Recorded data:
=-=-=

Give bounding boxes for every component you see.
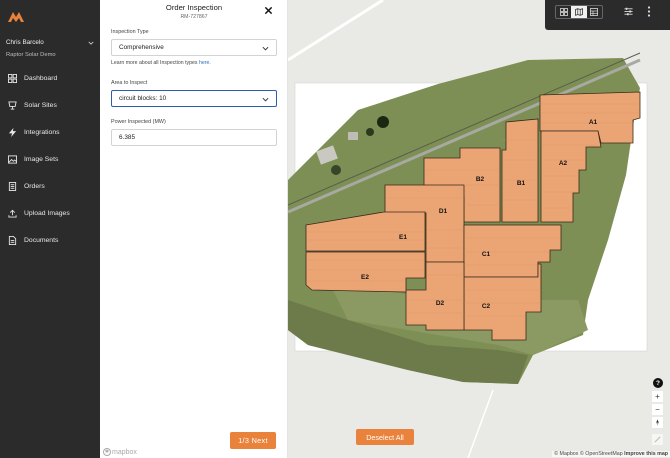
- grid-icon: [559, 8, 568, 16]
- attribution-text: © Mapbox © OpenStreetMap: [554, 451, 623, 457]
- chevron-down-icon[interactable]: [88, 40, 94, 46]
- chevron-down-icon: [262, 97, 269, 102]
- mapbox-logo-text: mapbox: [112, 448, 137, 456]
- next-button[interactable]: 1/3 Next: [230, 432, 276, 449]
- document-icon: [8, 235, 17, 245]
- sidebar-item-label: Upload Images: [24, 209, 70, 217]
- sidebar-item-orders[interactable]: Orders: [8, 179, 96, 193]
- grid-view-button[interactable]: [556, 6, 571, 18]
- sidebar-item-dashboard[interactable]: Dashboard: [8, 71, 96, 85]
- block-label-d2: D2: [436, 300, 445, 307]
- raptor-logo-icon[interactable]: [8, 10, 24, 22]
- sidebar: Chris Barcelo Raptor Solar Demo Dashboar…: [0, 0, 100, 458]
- help-link[interactable]: here.: [199, 60, 211, 66]
- map-view[interactable]: A1 A2 B1 B2 C1 C2 D1 D2 E1 E2 Deselect A…: [288, 0, 670, 458]
- power-value: 6.385: [119, 134, 135, 141]
- order-inspection-panel: Order Inspection RM-727867 Inspection Ty…: [100, 0, 288, 458]
- order-id: RM-727867: [180, 14, 208, 20]
- power-label: Power Inspected (MW): [111, 119, 166, 125]
- block-label-b2: B2: [476, 176, 485, 183]
- lightning-icon: [8, 127, 17, 137]
- inspection-help-text: Learn more about all Inspection types he…: [111, 60, 211, 66]
- inspection-type-label: Inspection Type: [111, 29, 149, 35]
- block-label-c2: C2: [482, 303, 491, 310]
- solar-panel-icon: [8, 100, 17, 110]
- image-icon: [8, 154, 17, 164]
- map-toolbar: [545, 0, 670, 30]
- improve-map-link[interactable]: Improve this map: [624, 451, 668, 457]
- tree-cluster: [331, 165, 341, 175]
- user-org: Raptor Solar Demo: [6, 52, 56, 58]
- upload-icon: [8, 209, 17, 218]
- map-attribution: © Mapbox © OpenStreetMap Improve this ma…: [552, 451, 670, 457]
- user-name: Chris Barcelo: [6, 39, 44, 46]
- more-vertical-icon[interactable]: [646, 6, 652, 17]
- chevron-down-icon: [262, 46, 269, 51]
- document-list-icon: [8, 181, 17, 191]
- inspection-type-select[interactable]: Comprehensive: [111, 39, 277, 56]
- block-label-b1: B1: [517, 180, 526, 187]
- block-label-d1: D1: [439, 208, 448, 215]
- compass-button[interactable]: [652, 417, 663, 428]
- help-icon[interactable]: ?: [653, 378, 663, 388]
- block-label-a1: A1: [589, 119, 598, 126]
- area-label: Area to Inspect: [111, 80, 148, 86]
- close-icon[interactable]: [264, 6, 273, 15]
- sidebar-item-label: Orders: [24, 182, 45, 190]
- sidebar-item-solar-sites[interactable]: Solar Sites: [8, 98, 96, 112]
- tree-cluster: [366, 128, 374, 136]
- compass-icon: [656, 419, 659, 426]
- sidebar-item-label: Image Sets: [24, 155, 59, 163]
- sidebar-item-label: Dashboard: [24, 74, 58, 82]
- zoom-in-button[interactable]: +: [652, 391, 663, 402]
- block-label-e1: E1: [399, 234, 407, 241]
- sidebar-item-label: Documents: [24, 236, 59, 244]
- inspection-type-value: Comprehensive: [119, 44, 164, 51]
- building: [348, 132, 358, 140]
- mapbox-logo[interactable]: ✱ mapbox: [103, 448, 137, 456]
- map-icon: [575, 8, 583, 16]
- area-value: circuit blocks: 10: [119, 95, 167, 102]
- block-label-e2: E2: [361, 274, 369, 281]
- area-select[interactable]: circuit blocks: 10: [111, 90, 277, 107]
- sidebar-item-label: Integrations: [24, 128, 60, 136]
- table-view-button[interactable]: [587, 6, 602, 18]
- pencil-icon: [654, 436, 661, 443]
- table-icon: [590, 8, 599, 16]
- block-label-a2: A2: [559, 160, 568, 167]
- block-label-c1: C1: [482, 251, 491, 258]
- sidebar-item-upload-images[interactable]: Upload Images: [8, 206, 96, 220]
- map-canvas[interactable]: A1 A2 B1 B2 C1 C2 D1 D2 E1 E2: [288, 0, 670, 458]
- tree-cluster: [377, 116, 389, 128]
- zoom-out-button[interactable]: −: [652, 404, 663, 415]
- sidebar-item-image-sets[interactable]: Image Sets: [8, 152, 96, 166]
- sidebar-item-documents[interactable]: Documents: [8, 233, 96, 247]
- map-view-button[interactable]: [571, 6, 587, 18]
- help-text-prefix: Learn more about all Inspection types: [111, 60, 198, 66]
- sidebar-item-label: Solar Sites: [24, 101, 57, 109]
- sidebar-item-integrations[interactable]: Integrations: [8, 125, 96, 139]
- filter-sliders-icon[interactable]: [624, 7, 633, 16]
- view-toggle-group: [555, 5, 603, 19]
- dashboard-icon: [8, 73, 17, 83]
- circuit-block-b1[interactable]: [501, 118, 539, 223]
- user-menu[interactable]: Chris Barcelo Raptor Solar Demo: [6, 39, 94, 58]
- draw-tool-button[interactable]: [652, 434, 663, 445]
- power-input[interactable]: 6.385: [111, 129, 277, 146]
- deselect-all-button[interactable]: Deselect All: [356, 429, 414, 445]
- panel-title: Order Inspection: [165, 3, 223, 12]
- mapbox-logo-icon: ✱: [103, 448, 111, 456]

=-=-=

WHAT IS ASKED.
Edit the listing above so that every "sidebar-item-label" becomes "nav-item-label", and keep every other line and character the same. Leave the picture out of your answer.

THE RESULT.
Give bounding boxes for every component you see.
- grid-icon: [559, 8, 568, 16]
- attribution-text: © Mapbox © OpenStreetMap: [554, 451, 623, 457]
- chevron-down-icon[interactable]: [88, 40, 94, 46]
- chevron-down-icon: [262, 97, 269, 102]
- mapbox-logo-text: mapbox: [112, 448, 137, 456]
- next-button[interactable]: 1/3 Next: [230, 432, 276, 449]
- document-icon: [8, 235, 17, 245]
- nav-item-label: Upload Images: [24, 209, 70, 217]
- sidebar-item-orders[interactable]: Orders: [8, 179, 96, 193]
- grid-view-button[interactable]: [556, 6, 571, 18]
- sidebar-item-dashboard[interactable]: Dashboard: [8, 71, 96, 85]
- block-label-d2: D2: [436, 300, 445, 307]
- raptor-logo-icon[interactable]: [8, 10, 24, 22]
- sidebar: Chris Barcelo Raptor Solar Demo Dashboar…: [0, 0, 100, 458]
- help-link[interactable]: here.: [199, 60, 211, 66]
- map-view[interactable]: A1 A2 B1 B2 C1 C2 D1 D2 E1 E2 Deselect A…: [288, 0, 670, 458]
- power-value: 6.385: [119, 134, 135, 141]
- order-inspection-panel: Order Inspection RM-727867 Inspection Ty…: [100, 0, 288, 458]
- order-id: RM-727867: [180, 14, 208, 20]
- power-label: Power Inspected (MW): [111, 119, 166, 125]
- block-label-b2: B2: [476, 176, 485, 183]
- lightning-icon: [8, 127, 17, 137]
- inspection-help-text: Learn more about all Inspection types he…: [111, 60, 211, 66]
- inspection-type-label: Inspection Type: [111, 29, 149, 35]
- block-label-c2: C2: [482, 303, 491, 310]
- solar-panel-icon: [8, 100, 17, 110]
- image-icon: [8, 154, 17, 164]
- map-toolbar: [545, 0, 670, 30]
- improve-map-link[interactable]: Improve this map: [624, 451, 668, 457]
- tree-cluster: [331, 165, 341, 175]
- user-org: Raptor Solar Demo: [6, 52, 56, 58]
- upload-icon: [8, 209, 17, 218]
- map-attribution: © Mapbox © OpenStreetMap Improve this ma…: [552, 451, 670, 457]
- user-name: Chris Barcelo: [6, 39, 44, 46]
- more-vertical-icon[interactable]: [646, 6, 652, 17]
- chevron-down-icon: [262, 46, 269, 51]
- document-list-icon: [8, 181, 17, 191]
- inspection-type-select[interactable]: Comprehensive: [111, 39, 277, 56]
- block-label-b1: B1: [517, 180, 526, 187]
- block-label-d1: D1: [439, 208, 448, 215]
- compass-button[interactable]: [652, 417, 663, 428]
- help-icon[interactable]: ?: [653, 378, 663, 388]
- block-label-a1: A1: [589, 119, 598, 126]
- area-label: Area to Inspect: [111, 80, 148, 86]
- close-icon[interactable]: [264, 6, 273, 15]
- nav-item-label: Orders: [24, 182, 45, 190]
- sidebar-item-solar-sites[interactable]: Solar Sites: [8, 98, 96, 112]
- tree-cluster: [366, 128, 374, 136]
- compass-icon: [656, 419, 659, 426]
- nav-item-label: Image Sets: [24, 155, 59, 163]
- nav-item-label: Dashboard: [24, 74, 58, 82]
- zoom-in-button[interactable]: +: [652, 391, 663, 402]
- block-label-e1: E1: [399, 234, 407, 241]
- nav-item-label: Documents: [24, 236, 59, 244]
- inspection-type-value: Comprehensive: [119, 44, 164, 51]
- building: [348, 132, 358, 140]
- mapbox-logo[interactable]: ✱ mapbox: [103, 448, 137, 456]
- map-icon: [575, 8, 583, 16]
- area-value: circuit blocks: 10: [119, 95, 167, 102]
- block-label-e2: E2: [361, 274, 369, 281]
- area-select[interactable]: circuit blocks: 10: [111, 90, 277, 107]
- nav-item-label: Integrations: [24, 128, 60, 136]
- table-view-button[interactable]: [587, 6, 602, 18]
- pencil-icon: [654, 436, 661, 443]
- table-icon: [590, 8, 599, 16]
- block-label-a2: A2: [559, 160, 568, 167]
- block-label-c1: C1: [482, 251, 491, 258]
- sidebar-item-upload-images[interactable]: Upload Images: [8, 206, 96, 220]
- map-canvas[interactable]: A1 A2 B1 B2 C1 C2 D1 D2 E1 E2: [288, 0, 670, 458]
- tree-cluster: [377, 116, 389, 128]
- zoom-out-button[interactable]: −: [652, 404, 663, 415]
- sidebar-item-image-sets[interactable]: Image Sets: [8, 152, 96, 166]
- sidebar-item-documents[interactable]: Documents: [8, 233, 96, 247]
- map-view-button[interactable]: [571, 6, 587, 18]
- help-text-prefix: Learn more about all Inspection types: [111, 60, 198, 66]
- nav-item-label: Solar Sites: [24, 101, 57, 109]
- sidebar-item-integrations[interactable]: Integrations: [8, 125, 96, 139]
- filter-sliders-icon[interactable]: [624, 7, 633, 16]
- view-toggle-group: [555, 5, 603, 19]
- dashboard-icon: [8, 73, 17, 83]
- circuit-block-b1[interactable]: [501, 118, 539, 223]
- user-menu[interactable]: Chris Barcelo Raptor Solar Demo: [6, 39, 94, 58]
- draw-tool-button[interactable]: [652, 434, 663, 445]
- power-input[interactable]: 6.385: [111, 129, 277, 146]
- deselect-all-button[interactable]: Deselect All: [356, 429, 414, 445]
- panel-title: Order Inspection: [165, 3, 223, 12]
- mapbox-logo-icon: ✱: [103, 448, 111, 456]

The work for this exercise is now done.